-- Start --
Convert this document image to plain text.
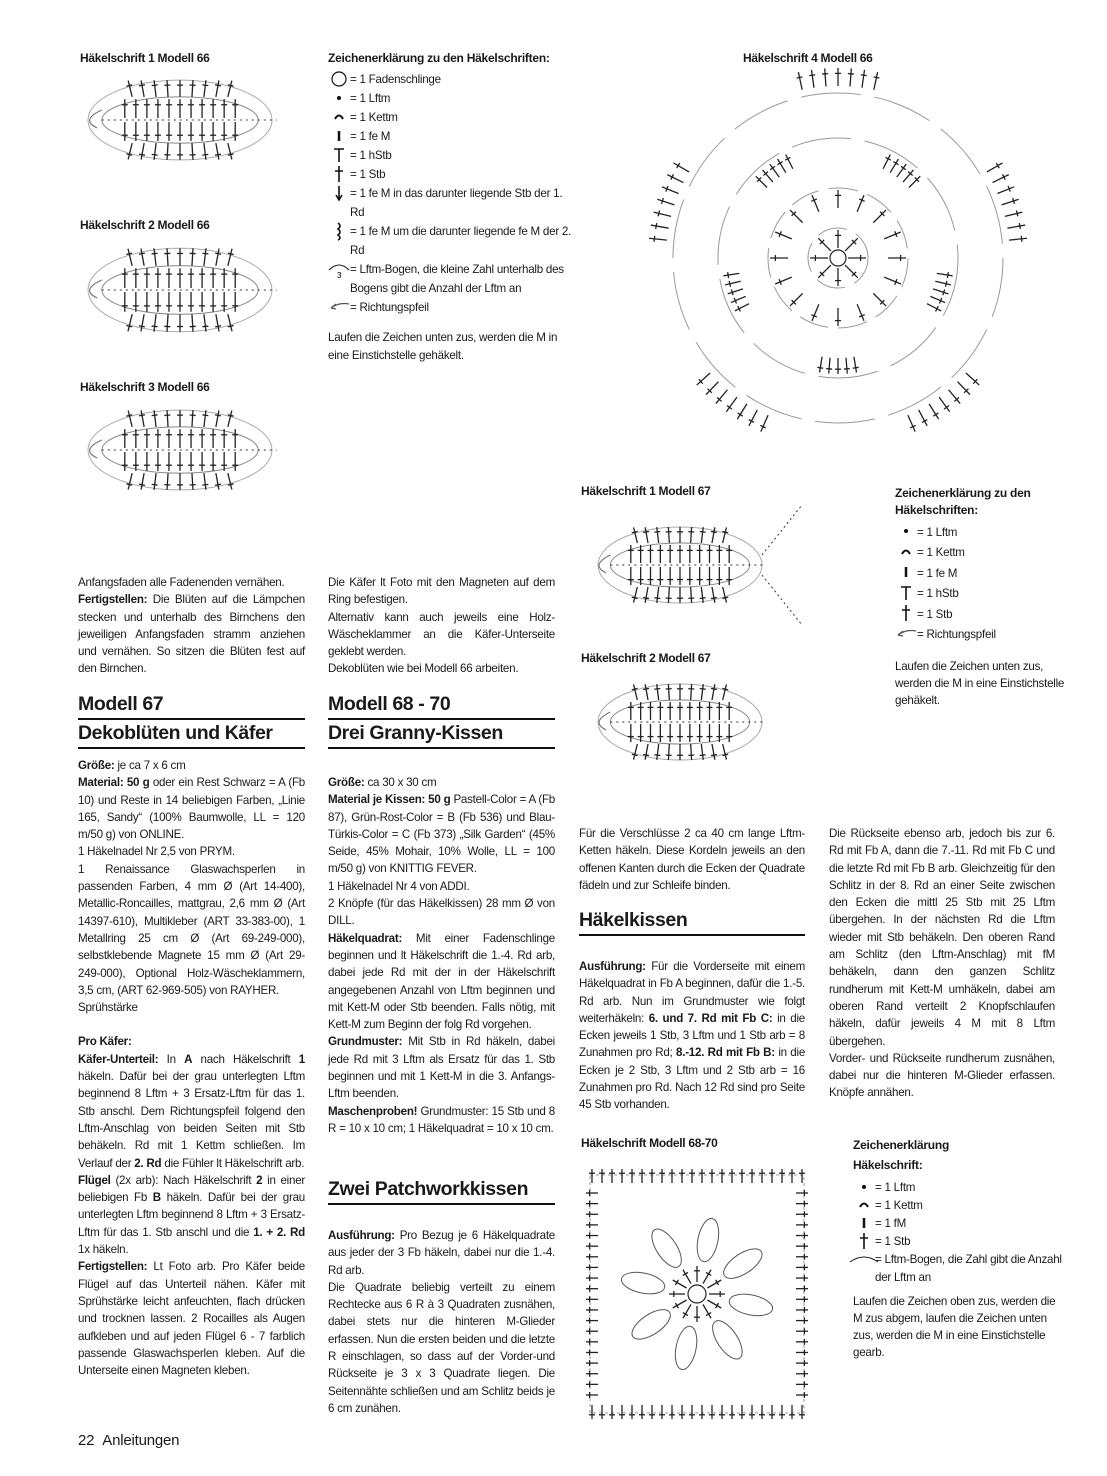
Häkelschrift 1 Modell 66
Häkelschrift 2 Modell 66
Häkelschrift 3 Modell 66
Zeichenerklärung zu den Häkelschriften:
= 1 Fadenschlinge
= 1 Lftm
= 1 Kettm
= 1 fe M
= 1 hStb
= 1 Stb
= 1 fe M in das darunter liegende Stb der 1. Rd
= 1 fe M um die darunter liegende fe M der 2. Rd
3 = Lftm-Bogen, die kleine Zahl unterhalb des Bogens gibt die Anzahl der Lftm an
= Richtungspfeil
Laufen die Zeichen unten zus, werden die M in eine Einstichstelle gehäkelt.
Häkelschrift 4 Modell 66

Anfangsfaden alle Fadenenden vernähen.

Fertigstellen: Die Blüten auf die Lämpchen stecken und unterhalb des Birnchens den jeweiligen Anfangsfaden stramm anziehen und vernähen. So sitzen die Blüten fest auf den Birnchen.

Die Käfer lt Foto mit den Magneten auf dem Ring befestigen.

Alternativ kann auch jeweils eine Holz-Wäscheklammer an die Käfer-Unterseite geklebt werden.

Dekoblüten wie bei Modell 66 arbeiten.

Modell 67
Dekoblüten und Käfer
Modell 68 - 70
Drei Granny-Kissen

Größe: je ca 7 x 6 cm

Material: 50 g oder ein Rest Schwarz = A (Fb 10) und Reste in 14 beliebigen Farben, „Linie 165, Sandy“ (100% Baumwolle, LL = 120 m/50 g) von ONLINE.

1 Häkelnadel Nr 2,5 von PRYM.

1 Renaissance Glaswachsperlen in passenden Farben, 4 mm Ø (Art 14-400), Metallic-Roncailles, mattgrau, 2,6 mm Ø (Art 14397-610), Multikleber (ART 33-383-00), 1 Metallring 25 cm Ø (Art 69-249-000), selbstklebende Magnete 15 mm Ø (Art 29-249-000), Optional Holz-Wäscheklammern, 3,5 cm, (ART 62-969-505) von RAYHER.

Sprühstärke

Pro Käfer:

Käfer-Unterteil: In A nach Häkelschrift 1 häkeln. Dafür bei der grau unterlegten Lftm beginnend 8 Lftm + 3 Ersatz-Lftm für das 1. Stb anschl. Dem Richtungspfeil folgend den Lftm-Anschlag von beiden Seiten mit Stb behäkeln. Rd mit 1 Kettm schließen. Im Verlauf der 2. Rd die Fühler lt Häkelschrift arb.

Flügel (2x arb): Nach Häkelschrift 2 in einer beliebigen Fb B häkeln. Dafür bei der grau unterlegten Lftm beginnend 8 Lftm + 3 Ersatz-Lftm für das 1. Stb anschl und die 1. + 2. Rd 1x häkeln.

Fertigstellen: Lt Foto arb. Pro Käfer beide Flügel auf das Unterteil nähen. Käfer mit Sprühstärke leicht anfeuchten, flach drücken und trocknen lassen. 2 Rocailles als Augen aufkleben und auf jeden Flügel 6 - 7 farblich passende Glaswachsperlen kleben. Auf die Unterseite einen Magneten kleben.

Größe: ca 30 x 30 cm

Material je Kissen: 50 g Pastell-Color = A (Fb 87), Grün-Rost-Color = B (Fb 536) und Blau-Türkis-Color = C (Fb 373) „Silk Garden“ (45% Seide, 45% Mohair, 10% Wolle, LL = 100 m/50 g) von KNITTIG FEVER.

1 Häkelnadel Nr 4 von ADDI.

2 Knöpfe (für das Häkelkissen) 28 mm Ø von DILL.

Häkelquadrat: Mit einer Fadenschlinge beginnen und lt Häkelschrift die 1.-4. Rd arb, dabei jede Rd mit der in der Häkelschrift angegebenen Anzahl von Lftm beginnen und mit Kett-M oder Stb beenden. Falls nötig, mit Kett-M zum Beginn der folg Rd vorgehen.

Grundmuster: Mit Stb in Rd häkeln, dabei jede Rd mit 3 Lftm als Ersatz für das 1. Stb beginnen und mit 1 Kett-M in die 3. Anfangs-Lftm beenden.

Maschenproben! Grundmuster: 15 Stb und 8 R = 10 x 10 cm; 1 Häkelquadrat = 10 x 10 cm.

Zwei Patchworkkissen

Ausführung: Pro Bezug je 6 Häkelquadrate aus jeder der 3 Fb häkeln, dabei nur die 1.-4. Rd arb.

Die Quadrate beliebig verteilt zu einem Rechtecke aus 6 R à 3 Quadraten zusnähen, dabei stets nur die hinteren M-Glieder erfassen. Nun die ersten beiden und die letzte R einschlagen, so dass auf der Vorder-und Rückseite je 3 x 3 Quadrate liegen. Die Seitennähte schließen und am Schlitz beids je 6 cm zunähen.

Häkelschrift 1 Modell 67
Häkelschrift 2 Modell 67
Zeichenerklärung zu den Häkelschriften:
= 1 Lftm
= 1 Kettm
= 1 fe M
= 1 hStb
= 1 Stb
= Richtungspfeil
Laufen die Zeichen unten zus, werden die M in eine Einstichstelle gehäkelt.

Für die Verschlüsse 2 ca 40 cm lange Lftm-Ketten häkeln. Diese Kordeln jeweils an den offenen Kanten durch die Ecken der Quadrate fädeln und zur Schleife binden.

Häkelkissen

Ausführung: Für die Vorderseite mit einem Häkelquadrat in Fb A beginnen, dafür die 1.-5. Rd arb. Nun im Grundmuster wie folgt weiterhäkeln: 6. und 7. Rd mit Fb C: in die Ecken jeweils 1 Stb, 3 Lftm und 1 Stb arb = 8 Zunahmen pro Rd; 8.-12. Rd mit Fb B: in die Ecken je 2 Stb, 3 Lftm und 2 Stb arb = 16 Zunahmen pro Rd. Nach 12 Rd sind pro Seite 45 Stb vorhanden.

Die Rückseite ebenso arb, jedoch bis zur 6. Rd mit Fb A, dann die 7.-11. Rd mit Fb C und die letzte Rd mit Fb B arb. Gleichzeitig für den Schlitz in der 8. Rd an einer Seite zwischen den Ecken die mittl 25 Stb mit 25 Lftm übergehen. In der nächsten Rd die Lftm wieder mit Stb behäkeln. Den oberen Rand am Schlitz (den Lftm-Anschlag) mit fM behäkeln, dann den ganzen Schlitz rundherum mit Kett-M umhäkeln, dabei am oberen Rand verteilt 2 Knopfschlaufen häkeln, dafür jeweils 4 M mit 8 Lftm übergehen.

Vorder- und Rückseite rundherum zusnähen, dabei nur die hinteren M-Glieder erfassen. Knöpfe annähen.

Häkelschrift Modell 68-70	Zeichenerklärung
Häkelschrift:
= 1 Lftm
= 1 Kettm
= 1 fM
= 1 Stb
= Lftm-Bogen, die Zahl gibt die Anzahl der Lftm an
Laufen die Zeichen oben zus, werden die M zus abgem, laufen die Zeichen unten zus, werden die M in eine Einstichstelle gearb.
22 Anleitungen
-- End --
__Work required__
Give every record back exactly as it reads, with no images.

__Complete response__
Convert this document image to plain text.
Häkelschrift 1 Modell 66
Häkelschrift 2 Modell 66
Häkelschrift 3 Modell 66
Zeichenerklärung zu den Häkelschriften:
= 1 Fadenschlinge
= 1 Lftm
= 1 Kettm
= 1 fe M
= 1 hStb
= 1 Stb
= 1 fe M in das darunter liegende Stb der 1. Rd
= 1 fe M um die darunter liegende fe M der 2. Rd
3 = Lftm-Bogen, die kleine Zahl unterhalb des Bogens gibt die Anzahl der Lftm an
= Richtungspfeil
Laufen die Zeichen unten zus, werden die M in eine Einstichstelle gehäkelt.
Häkelschrift 4 Modell 66

Anfangsfaden alle Fadenenden vernähen.

Fertigstellen: Die Blüten auf die Lämpchen stecken und unterhalb des Birnchens den jeweiligen Anfangsfaden stramm anziehen und vernähen. So sitzen die Blüten fest auf den Birnchen.

Die Käfer lt Foto mit den Magneten auf dem Ring befestigen.

Alternativ kann auch jeweils eine Holz-Wäscheklammer an die Käfer-Unterseite geklebt werden.

Dekoblüten wie bei Modell 66 arbeiten.

Modell 67
Dekoblüten und Käfer
Modell 68 - 70
Drei Granny-Kissen

Größe: je ca 7 x 6 cm

Material: 50 g oder ein Rest Schwarz = A (Fb 10) und Reste in 14 beliebigen Farben, „Linie 165, Sandy“ (100% Baumwolle, LL = 120 m/50 g) von ONLINE.

1 Häkelnadel Nr 2,5 von PRYM.

1 Renaissance Glaswachsperlen in passenden Farben, 4 mm Ø (Art 14-400), Metallic-Roncailles, mattgrau, 2,6 mm Ø (Art 14397-610), Multikleber (ART 33-383-00), 1 Metallring 25 cm Ø (Art 69-249-000), selbstklebende Magnete 15 mm Ø (Art 29-249-000), Optional Holz-Wäscheklammern, 3,5 cm, (ART 62-969-505) von RAYHER.

Sprühstärke

Pro Käfer:

Käfer-Unterteil: In A nach Häkelschrift 1 häkeln. Dafür bei der grau unterlegten Lftm beginnend 8 Lftm + 3 Ersatz-Lftm für das 1. Stb anschl. Dem Richtungspfeil folgend den Lftm-Anschlag von beiden Seiten mit Stb behäkeln. Rd mit 1 Kettm schließen. Im Verlauf der 2. Rd die Fühler lt Häkelschrift arb.

Flügel (2x arb): Nach Häkelschrift 2 in einer beliebigen Fb B häkeln. Dafür bei der grau unterlegten Lftm beginnend 8 Lftm + 3 Ersatz-Lftm für das 1. Stb anschl und die 1. + 2. Rd 1x häkeln.

Fertigstellen: Lt Foto arb. Pro Käfer beide Flügel auf das Unterteil nähen. Käfer mit Sprühstärke leicht anfeuchten, flach drücken und trocknen lassen. 2 Rocailles als Augen aufkleben und auf jeden Flügel 6 - 7 farblich passende Glaswachsperlen kleben. Auf die Unterseite einen Magneten kleben.

Größe: ca 30 x 30 cm

Material je Kissen: 50 g Pastell-Color = A (Fb 87), Grün-Rost-Color = B (Fb 536) und Blau-Türkis-Color = C (Fb 373) „Silk Garden“ (45% Seide, 45% Mohair, 10% Wolle, LL = 100 m/50 g) von KNITTIG FEVER.

1 Häkelnadel Nr 4 von ADDI.

2 Knöpfe (für das Häkelkissen) 28 mm Ø von DILL.

Häkelquadrat: Mit einer Fadenschlinge beginnen und lt Häkelschrift die 1.-4. Rd arb, dabei jede Rd mit der in der Häkelschrift angegebenen Anzahl von Lftm beginnen und mit Kett-M oder Stb beenden. Falls nötig, mit Kett-M zum Beginn der folg Rd vorgehen.

Grundmuster: Mit Stb in Rd häkeln, dabei jede Rd mit 3 Lftm als Ersatz für das 1. Stb beginnen und mit 1 Kett-M in die 3. Anfangs-Lftm beenden.

Maschenproben! Grundmuster: 15 Stb und 8 R = 10 x 10 cm; 1 Häkelquadrat = 10 x 10 cm.

Zwei Patchworkkissen

Ausführung: Pro Bezug je 6 Häkelquadrate aus jeder der 3 Fb häkeln, dabei nur die 1.-4. Rd arb.

Die Quadrate beliebig verteilt zu einem Rechtecke aus 6 R à 3 Quadraten zusnähen, dabei stets nur die hinteren M-Glieder erfassen. Nun die ersten beiden und die letzte R einschlagen, so dass auf der Vorder-und Rückseite je 3 x 3 Quadrate liegen. Die Seitennähte schließen und am Schlitz beids je 6 cm zunähen.

Häkelschrift 1 Modell 67
Häkelschrift 2 Modell 67
Zeichenerklärung zu den Häkelschriften:
= 1 Lftm
= 1 Kettm
= 1 fe M
= 1 hStb
= 1 Stb
= Richtungspfeil
Laufen die Zeichen unten zus, werden die M in eine Einstichstelle gehäkelt.

Für die Verschlüsse 2 ca 40 cm lange Lftm-Ketten häkeln. Diese Kordeln jeweils an den offenen Kanten durch die Ecken der Quadrate fädeln und zur Schleife binden.

Häkelkissen

Ausführung: Für die Vorderseite mit einem Häkelquadrat in Fb A beginnen, dafür die 1.-5. Rd arb. Nun im Grundmuster wie folgt weiterhäkeln: 6. und 7. Rd mit Fb C: in die Ecken jeweils 1 Stb, 3 Lftm und 1 Stb arb = 8 Zunahmen pro Rd; 8.-12. Rd mit Fb B: in die Ecken je 2 Stb, 3 Lftm und 2 Stb arb = 16 Zunahmen pro Rd. Nach 12 Rd sind pro Seite 45 Stb vorhanden.

Die Rückseite ebenso arb, jedoch bis zur 6. Rd mit Fb A, dann die 7.-11. Rd mit Fb C und die letzte Rd mit Fb B arb. Gleichzeitig für den Schlitz in der 8. Rd an einer Seite zwischen den Ecken die mittl 25 Stb mit 25 Lftm übergehen. In der nächsten Rd die Lftm wieder mit Stb behäkeln. Den oberen Rand am Schlitz (den Lftm-Anschlag) mit fM behäkeln, dann den ganzen Schlitz rundherum mit Kett-M umhäkeln, dabei am oberen Rand verteilt 2 Knopfschlaufen häkeln, dafür jeweils 4 M mit 8 Lftm übergehen.

Vorder- und Rückseite rundherum zusnähen, dabei nur die hinteren M-Glieder erfassen. Knöpfe annähen.

Häkelschrift Modell 68-70	Zeichenerklärung
Häkelschrift:
= 1 Lftm
= 1 Kettm
= 1 fM
= 1 Stb
= Lftm-Bogen, die Zahl gibt die Anzahl der Lftm an
Laufen die Zeichen oben zus, werden die M zus abgem, laufen die Zeichen unten zus, werden die M in eine Einstichstelle gearb.
22 Anleitungen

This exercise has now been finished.